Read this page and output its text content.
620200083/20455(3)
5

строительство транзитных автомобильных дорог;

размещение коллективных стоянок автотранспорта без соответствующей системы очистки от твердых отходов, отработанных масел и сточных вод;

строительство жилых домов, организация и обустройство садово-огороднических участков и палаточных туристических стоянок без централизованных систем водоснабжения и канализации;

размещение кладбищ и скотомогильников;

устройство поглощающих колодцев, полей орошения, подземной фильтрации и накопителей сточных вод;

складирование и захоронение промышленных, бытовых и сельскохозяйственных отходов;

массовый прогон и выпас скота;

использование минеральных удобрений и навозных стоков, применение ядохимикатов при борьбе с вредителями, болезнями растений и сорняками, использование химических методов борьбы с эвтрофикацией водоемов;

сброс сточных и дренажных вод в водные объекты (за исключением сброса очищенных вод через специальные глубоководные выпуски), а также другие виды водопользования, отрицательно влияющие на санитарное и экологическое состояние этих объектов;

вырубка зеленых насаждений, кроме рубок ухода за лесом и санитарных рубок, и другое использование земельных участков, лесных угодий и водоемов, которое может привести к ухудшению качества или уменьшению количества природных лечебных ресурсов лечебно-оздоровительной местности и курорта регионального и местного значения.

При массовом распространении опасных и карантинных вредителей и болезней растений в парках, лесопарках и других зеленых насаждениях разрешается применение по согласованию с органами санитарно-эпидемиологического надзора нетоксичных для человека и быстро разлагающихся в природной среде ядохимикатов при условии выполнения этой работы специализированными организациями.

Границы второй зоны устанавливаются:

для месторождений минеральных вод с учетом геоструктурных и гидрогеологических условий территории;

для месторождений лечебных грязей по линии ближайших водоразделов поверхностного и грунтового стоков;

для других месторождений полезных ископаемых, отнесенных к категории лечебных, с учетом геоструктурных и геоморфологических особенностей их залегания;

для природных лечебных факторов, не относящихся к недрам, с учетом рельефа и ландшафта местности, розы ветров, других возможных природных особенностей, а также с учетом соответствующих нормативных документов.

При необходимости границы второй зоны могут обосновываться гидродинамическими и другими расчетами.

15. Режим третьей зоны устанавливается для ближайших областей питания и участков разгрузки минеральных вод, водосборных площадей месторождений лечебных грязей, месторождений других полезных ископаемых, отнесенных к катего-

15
◇ ◇ ◇ ◇ ◇
■ **Given instruction**
Reproduce the entries above in full by retyping them exactly.

■ **Answer for the task**
Read this page and output its text content.
620200083/20455(3)
5

строительство транзитных автомобильных дорог;

размещение коллективных стоянок автотранспорта без соответствующей системы очистки от твердых отходов, отработанных масел и сточных вод;

строительство жилых домов, организация и обустройство садово-огороднических участков и палаточных туристических стоянок без централизованных систем водоснабжения и канализации;

размещение кладбищ и скотомогильников;

устройство поглощающих колодцев, полей орошения, подземной фильтрации и накопителей сточных вод;

складирование и захоронение промышленных, бытовых и сельскохозяйственных отходов;

массовый прогон и выпас скота;

использование минеральных удобрений и навозных стоков, применение ядохимикатов при борьбе с вредителями, болезнями растений и сорняками, использование химических методов борьбы с эвтрофикацией водоемов;

сброс сточных и дренажных вод в водные объекты (за исключением сброса очищенных вод через специальные глубоководные выпуски), а также другие виды водопользования, отрицательно влияющие на санитарное и экологическое состояние этих объектов;

вырубка зеленых насаждений, кроме рубок ухода за лесом и санитарных рубок, и другое использование земельных участков, лесных угодий и водоемов, которое может привести к ухудшению качества или уменьшению количества природных лечебных ресурсов лечебно-оздоровительной местности и курорта регионального и местного значения.

При массовом распространении опасных и карантинных вредителей и болезней растений в парках, лесопарках и других зеленых насаждениях разрешается применение по согласованию с органами санитарно-эпидемиологического надзора нетоксичных для человека и быстро разлагающихся в природной среде ядохимикатов при условии выполнения этой работы специализированными организациями.

Границы второй зоны устанавливаются:

для месторождений минеральных вод с учетом геоструктурных и гидрогеологических условий территории;

для месторождений лечебных грязей по линии ближайших водоразделов поверхностного и грунтового стоков;

для других месторождений полезных ископаемых, отнесенных к категории лечебных, с учетом геоструктурных и геоморфологических особенностей их залегания;

для природных лечебных факторов, не относящихся к недрам, с учетом рельефа и ландшафта местности, розы ветров, других возможных природных особенностей, а также с учетом соответствующих нормативных документов.

При необходимости границы второй зоны могут обосновываться гидродинамическими и другими расчетами.

15. Режим третьей зоны устанавливается для ближайших областей питания и участков разгрузки минеральных вод, водосборных площадей месторождений лечебных грязей, месторождений других полезных ископаемых, отнесенных к катего-

15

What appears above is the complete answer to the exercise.